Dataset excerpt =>
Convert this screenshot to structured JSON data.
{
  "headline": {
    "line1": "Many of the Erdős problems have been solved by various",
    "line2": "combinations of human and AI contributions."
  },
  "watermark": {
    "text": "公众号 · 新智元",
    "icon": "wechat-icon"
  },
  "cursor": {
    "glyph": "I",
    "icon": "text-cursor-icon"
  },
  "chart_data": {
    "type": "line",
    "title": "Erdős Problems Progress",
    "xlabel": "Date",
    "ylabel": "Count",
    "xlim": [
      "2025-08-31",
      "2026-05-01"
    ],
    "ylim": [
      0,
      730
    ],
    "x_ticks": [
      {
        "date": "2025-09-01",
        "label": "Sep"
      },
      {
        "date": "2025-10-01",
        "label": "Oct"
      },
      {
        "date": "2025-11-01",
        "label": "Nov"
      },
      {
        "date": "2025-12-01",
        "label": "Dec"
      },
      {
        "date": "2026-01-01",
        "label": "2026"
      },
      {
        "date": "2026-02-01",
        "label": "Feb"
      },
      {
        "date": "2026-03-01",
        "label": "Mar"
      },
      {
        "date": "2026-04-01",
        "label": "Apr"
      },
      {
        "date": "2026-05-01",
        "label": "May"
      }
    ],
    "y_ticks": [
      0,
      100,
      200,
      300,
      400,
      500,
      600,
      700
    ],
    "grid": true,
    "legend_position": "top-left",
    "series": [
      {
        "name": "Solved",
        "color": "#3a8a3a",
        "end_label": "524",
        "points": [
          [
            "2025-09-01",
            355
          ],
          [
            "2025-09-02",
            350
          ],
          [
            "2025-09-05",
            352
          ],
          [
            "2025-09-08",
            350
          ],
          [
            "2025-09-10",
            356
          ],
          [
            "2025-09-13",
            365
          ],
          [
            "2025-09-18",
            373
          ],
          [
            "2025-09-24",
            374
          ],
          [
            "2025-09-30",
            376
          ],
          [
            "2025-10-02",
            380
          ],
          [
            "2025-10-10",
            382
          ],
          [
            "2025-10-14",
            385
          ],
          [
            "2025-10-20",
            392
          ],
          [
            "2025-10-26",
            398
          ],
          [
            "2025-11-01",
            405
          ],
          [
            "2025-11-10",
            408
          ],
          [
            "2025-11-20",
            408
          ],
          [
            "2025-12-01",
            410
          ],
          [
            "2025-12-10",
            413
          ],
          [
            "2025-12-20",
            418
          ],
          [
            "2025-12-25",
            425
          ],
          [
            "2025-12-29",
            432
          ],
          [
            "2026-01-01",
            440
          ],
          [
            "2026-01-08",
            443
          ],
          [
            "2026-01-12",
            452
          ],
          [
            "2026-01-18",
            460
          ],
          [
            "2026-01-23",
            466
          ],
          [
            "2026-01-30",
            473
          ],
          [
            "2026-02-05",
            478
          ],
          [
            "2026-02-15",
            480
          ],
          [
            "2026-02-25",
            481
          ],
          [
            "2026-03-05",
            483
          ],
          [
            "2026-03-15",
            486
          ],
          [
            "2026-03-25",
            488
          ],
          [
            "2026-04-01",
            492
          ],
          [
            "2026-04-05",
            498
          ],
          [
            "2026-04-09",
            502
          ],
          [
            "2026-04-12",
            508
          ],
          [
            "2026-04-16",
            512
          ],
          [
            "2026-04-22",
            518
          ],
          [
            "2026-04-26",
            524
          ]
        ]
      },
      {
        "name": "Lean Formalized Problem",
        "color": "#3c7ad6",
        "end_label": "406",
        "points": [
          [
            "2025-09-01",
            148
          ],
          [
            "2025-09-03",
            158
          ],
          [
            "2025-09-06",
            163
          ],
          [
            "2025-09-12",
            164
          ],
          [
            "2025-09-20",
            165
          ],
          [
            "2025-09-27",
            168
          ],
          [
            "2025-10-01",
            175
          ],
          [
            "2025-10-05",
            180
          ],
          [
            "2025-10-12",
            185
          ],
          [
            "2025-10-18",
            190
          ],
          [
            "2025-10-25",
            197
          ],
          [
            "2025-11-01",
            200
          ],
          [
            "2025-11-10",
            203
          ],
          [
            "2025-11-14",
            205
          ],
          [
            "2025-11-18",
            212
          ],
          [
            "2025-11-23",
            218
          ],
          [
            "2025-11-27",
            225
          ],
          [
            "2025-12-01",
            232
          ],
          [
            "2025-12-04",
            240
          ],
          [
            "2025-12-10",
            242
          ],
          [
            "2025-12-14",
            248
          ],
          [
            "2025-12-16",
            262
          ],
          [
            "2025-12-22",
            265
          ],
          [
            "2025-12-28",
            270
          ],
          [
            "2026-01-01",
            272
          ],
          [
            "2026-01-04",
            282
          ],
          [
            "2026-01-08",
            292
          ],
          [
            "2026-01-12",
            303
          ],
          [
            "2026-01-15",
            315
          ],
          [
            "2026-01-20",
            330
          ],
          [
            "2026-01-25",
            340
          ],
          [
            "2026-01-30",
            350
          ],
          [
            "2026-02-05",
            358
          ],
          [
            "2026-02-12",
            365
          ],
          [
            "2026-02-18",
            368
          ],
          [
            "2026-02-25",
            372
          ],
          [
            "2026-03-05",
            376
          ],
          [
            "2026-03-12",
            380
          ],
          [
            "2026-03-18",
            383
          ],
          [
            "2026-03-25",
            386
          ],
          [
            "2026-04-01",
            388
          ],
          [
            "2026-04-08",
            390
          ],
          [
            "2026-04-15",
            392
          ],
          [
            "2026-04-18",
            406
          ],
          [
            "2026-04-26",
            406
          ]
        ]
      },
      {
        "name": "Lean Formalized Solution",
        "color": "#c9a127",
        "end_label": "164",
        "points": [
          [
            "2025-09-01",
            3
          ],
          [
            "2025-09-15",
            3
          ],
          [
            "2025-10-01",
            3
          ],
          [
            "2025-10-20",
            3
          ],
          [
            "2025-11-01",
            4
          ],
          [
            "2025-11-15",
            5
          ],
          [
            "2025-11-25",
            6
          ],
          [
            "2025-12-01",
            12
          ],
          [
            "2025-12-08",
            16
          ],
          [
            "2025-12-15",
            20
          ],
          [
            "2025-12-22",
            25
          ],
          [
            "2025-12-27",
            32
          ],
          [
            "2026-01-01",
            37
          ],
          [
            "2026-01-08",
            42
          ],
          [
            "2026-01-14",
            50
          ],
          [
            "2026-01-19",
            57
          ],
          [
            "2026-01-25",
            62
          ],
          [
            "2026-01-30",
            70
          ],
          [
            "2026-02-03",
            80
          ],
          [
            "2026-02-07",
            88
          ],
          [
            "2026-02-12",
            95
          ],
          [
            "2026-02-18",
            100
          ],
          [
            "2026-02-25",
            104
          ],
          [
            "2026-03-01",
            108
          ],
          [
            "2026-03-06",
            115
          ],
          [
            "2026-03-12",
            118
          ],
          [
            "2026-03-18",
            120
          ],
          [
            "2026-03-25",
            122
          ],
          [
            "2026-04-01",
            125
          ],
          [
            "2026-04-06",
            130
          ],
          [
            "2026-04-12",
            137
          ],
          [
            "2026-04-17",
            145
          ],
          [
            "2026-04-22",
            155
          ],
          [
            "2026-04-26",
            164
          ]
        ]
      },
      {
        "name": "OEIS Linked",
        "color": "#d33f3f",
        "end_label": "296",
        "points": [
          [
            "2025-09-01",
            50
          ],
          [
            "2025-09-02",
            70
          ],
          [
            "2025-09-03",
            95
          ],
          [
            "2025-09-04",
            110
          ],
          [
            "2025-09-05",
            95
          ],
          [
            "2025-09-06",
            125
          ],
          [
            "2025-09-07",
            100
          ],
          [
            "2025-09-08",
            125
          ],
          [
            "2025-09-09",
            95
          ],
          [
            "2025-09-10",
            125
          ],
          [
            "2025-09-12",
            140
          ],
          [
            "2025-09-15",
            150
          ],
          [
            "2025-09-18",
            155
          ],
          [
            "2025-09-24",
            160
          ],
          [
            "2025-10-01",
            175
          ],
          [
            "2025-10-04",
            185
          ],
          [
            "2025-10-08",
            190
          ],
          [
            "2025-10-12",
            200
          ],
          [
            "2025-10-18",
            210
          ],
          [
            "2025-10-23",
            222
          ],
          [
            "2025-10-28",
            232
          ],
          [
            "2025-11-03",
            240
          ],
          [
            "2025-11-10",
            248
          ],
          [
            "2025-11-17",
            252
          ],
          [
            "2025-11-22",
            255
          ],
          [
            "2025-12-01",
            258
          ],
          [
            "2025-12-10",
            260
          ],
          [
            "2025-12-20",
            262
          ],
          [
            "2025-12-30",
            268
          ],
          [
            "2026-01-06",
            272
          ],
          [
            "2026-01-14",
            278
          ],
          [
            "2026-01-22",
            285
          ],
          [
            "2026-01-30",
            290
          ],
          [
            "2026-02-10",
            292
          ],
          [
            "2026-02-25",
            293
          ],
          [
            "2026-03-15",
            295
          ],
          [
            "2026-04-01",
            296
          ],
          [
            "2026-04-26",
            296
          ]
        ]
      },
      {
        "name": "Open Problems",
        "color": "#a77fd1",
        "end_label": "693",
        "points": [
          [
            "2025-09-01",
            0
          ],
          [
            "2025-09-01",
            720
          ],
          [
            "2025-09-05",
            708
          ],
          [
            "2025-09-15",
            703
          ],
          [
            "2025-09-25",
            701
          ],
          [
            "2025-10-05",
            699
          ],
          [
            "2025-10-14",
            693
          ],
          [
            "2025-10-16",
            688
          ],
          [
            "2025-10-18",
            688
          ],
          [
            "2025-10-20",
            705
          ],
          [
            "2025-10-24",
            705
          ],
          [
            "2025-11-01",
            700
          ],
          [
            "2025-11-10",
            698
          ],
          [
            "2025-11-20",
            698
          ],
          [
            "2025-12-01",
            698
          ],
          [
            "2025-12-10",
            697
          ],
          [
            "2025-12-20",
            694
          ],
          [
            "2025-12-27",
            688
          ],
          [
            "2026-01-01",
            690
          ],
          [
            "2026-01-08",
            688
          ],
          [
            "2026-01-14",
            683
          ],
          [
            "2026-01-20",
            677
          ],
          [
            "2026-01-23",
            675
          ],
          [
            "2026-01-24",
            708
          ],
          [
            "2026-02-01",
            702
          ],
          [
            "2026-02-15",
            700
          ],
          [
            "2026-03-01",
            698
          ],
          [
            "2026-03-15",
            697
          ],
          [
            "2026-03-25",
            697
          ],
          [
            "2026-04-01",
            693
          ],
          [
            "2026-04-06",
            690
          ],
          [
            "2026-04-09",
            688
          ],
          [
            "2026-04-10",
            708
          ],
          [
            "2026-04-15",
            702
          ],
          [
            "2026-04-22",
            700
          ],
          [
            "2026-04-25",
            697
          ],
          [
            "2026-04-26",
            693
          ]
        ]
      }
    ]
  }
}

* * *

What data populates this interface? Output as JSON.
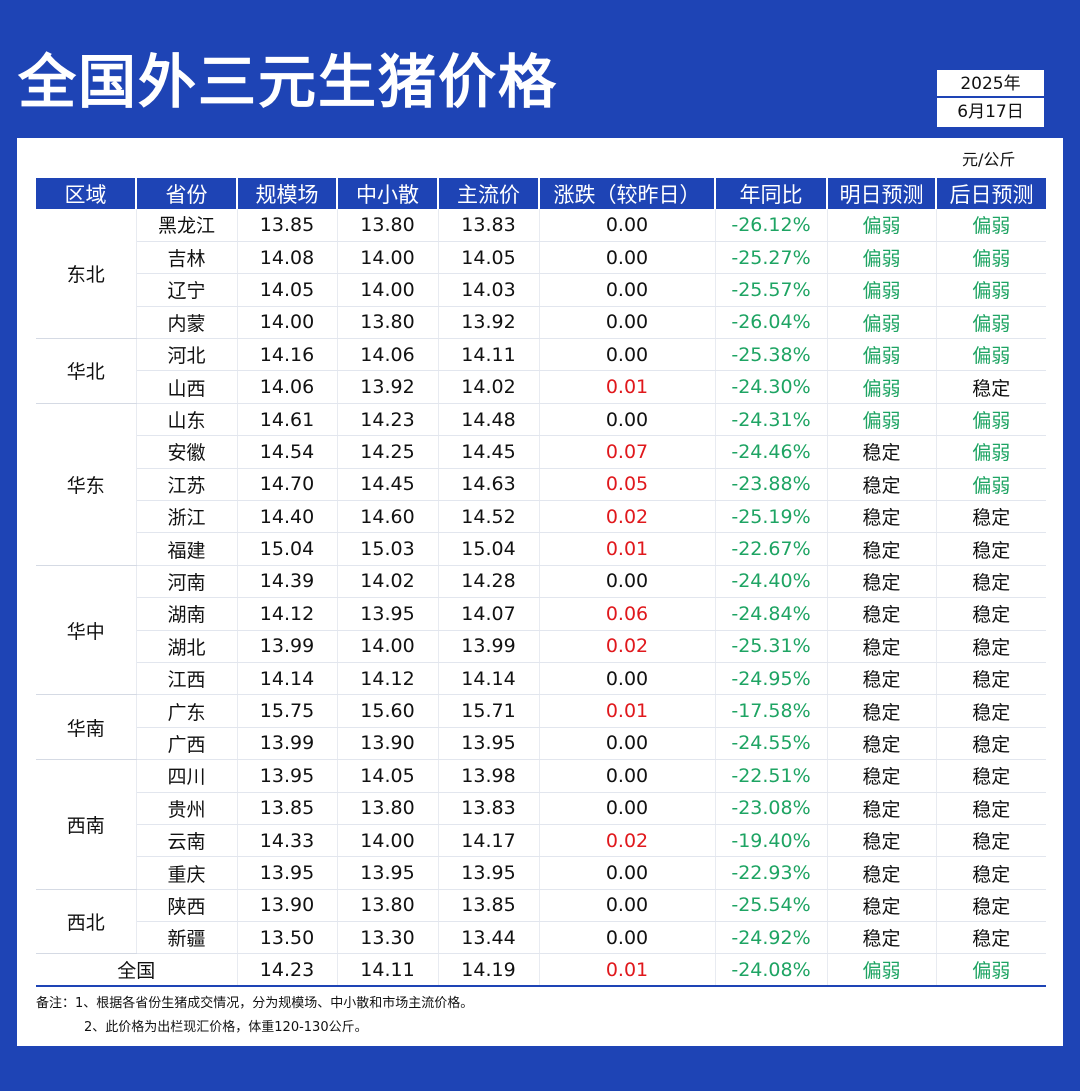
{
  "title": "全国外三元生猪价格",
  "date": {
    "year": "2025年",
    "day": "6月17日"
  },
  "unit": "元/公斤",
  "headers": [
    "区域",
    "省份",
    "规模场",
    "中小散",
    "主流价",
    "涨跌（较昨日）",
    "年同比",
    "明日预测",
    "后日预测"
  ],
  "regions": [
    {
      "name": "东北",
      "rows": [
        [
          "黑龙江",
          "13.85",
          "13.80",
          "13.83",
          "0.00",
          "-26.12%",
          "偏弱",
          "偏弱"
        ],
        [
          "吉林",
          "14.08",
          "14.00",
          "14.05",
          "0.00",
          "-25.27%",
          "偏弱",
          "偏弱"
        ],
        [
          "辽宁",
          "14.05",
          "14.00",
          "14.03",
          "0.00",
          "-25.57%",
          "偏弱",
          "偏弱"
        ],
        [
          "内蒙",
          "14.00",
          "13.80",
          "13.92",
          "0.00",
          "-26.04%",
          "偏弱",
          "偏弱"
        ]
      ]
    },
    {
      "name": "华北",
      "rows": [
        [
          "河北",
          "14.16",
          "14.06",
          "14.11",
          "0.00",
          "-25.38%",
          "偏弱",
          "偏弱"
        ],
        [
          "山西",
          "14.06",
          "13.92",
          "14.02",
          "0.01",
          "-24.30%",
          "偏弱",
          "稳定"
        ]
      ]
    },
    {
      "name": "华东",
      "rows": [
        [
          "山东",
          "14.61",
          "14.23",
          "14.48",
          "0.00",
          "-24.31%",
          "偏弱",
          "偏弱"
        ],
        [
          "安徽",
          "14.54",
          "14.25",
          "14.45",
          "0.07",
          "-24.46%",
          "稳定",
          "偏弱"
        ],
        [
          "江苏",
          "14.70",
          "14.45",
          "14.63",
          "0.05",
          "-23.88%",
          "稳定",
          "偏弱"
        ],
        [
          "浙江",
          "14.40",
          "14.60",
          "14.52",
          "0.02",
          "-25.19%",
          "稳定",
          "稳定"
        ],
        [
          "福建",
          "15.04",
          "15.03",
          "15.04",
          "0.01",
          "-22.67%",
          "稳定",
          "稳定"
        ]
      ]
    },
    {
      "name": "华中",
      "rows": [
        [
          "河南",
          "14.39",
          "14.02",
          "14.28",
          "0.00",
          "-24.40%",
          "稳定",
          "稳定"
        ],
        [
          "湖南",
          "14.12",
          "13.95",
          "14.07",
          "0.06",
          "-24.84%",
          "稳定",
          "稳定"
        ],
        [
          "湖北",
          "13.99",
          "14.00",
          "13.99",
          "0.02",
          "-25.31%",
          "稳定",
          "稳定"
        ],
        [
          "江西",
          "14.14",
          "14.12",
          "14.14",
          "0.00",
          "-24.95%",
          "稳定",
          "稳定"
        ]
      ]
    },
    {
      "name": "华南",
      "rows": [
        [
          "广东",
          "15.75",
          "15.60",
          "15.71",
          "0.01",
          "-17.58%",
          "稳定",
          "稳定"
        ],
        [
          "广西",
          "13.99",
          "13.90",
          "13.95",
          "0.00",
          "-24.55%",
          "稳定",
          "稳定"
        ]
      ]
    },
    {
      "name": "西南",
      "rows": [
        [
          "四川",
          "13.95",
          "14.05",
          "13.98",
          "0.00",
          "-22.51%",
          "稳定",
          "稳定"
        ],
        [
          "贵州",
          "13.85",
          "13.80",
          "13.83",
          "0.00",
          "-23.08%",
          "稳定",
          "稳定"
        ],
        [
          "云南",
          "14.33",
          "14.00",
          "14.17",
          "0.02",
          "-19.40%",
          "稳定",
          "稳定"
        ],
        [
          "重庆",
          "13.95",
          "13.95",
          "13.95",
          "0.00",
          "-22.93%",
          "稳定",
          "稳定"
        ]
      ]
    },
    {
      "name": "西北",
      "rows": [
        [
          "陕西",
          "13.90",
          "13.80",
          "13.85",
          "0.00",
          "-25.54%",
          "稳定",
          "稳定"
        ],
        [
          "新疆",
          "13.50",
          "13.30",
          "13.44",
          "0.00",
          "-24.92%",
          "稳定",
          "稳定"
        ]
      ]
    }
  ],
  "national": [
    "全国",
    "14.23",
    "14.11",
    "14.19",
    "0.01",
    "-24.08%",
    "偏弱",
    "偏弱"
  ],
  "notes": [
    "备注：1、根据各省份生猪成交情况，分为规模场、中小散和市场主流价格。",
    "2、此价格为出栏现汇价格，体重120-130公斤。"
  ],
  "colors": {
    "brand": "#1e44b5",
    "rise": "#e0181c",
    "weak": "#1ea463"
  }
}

What the task requires =>
Scan the material for lines with the word "title", and copy each line you find.

Response below =>
    "title": "Erdős Problems Progress",
  "title": "全国外三元生猪价格",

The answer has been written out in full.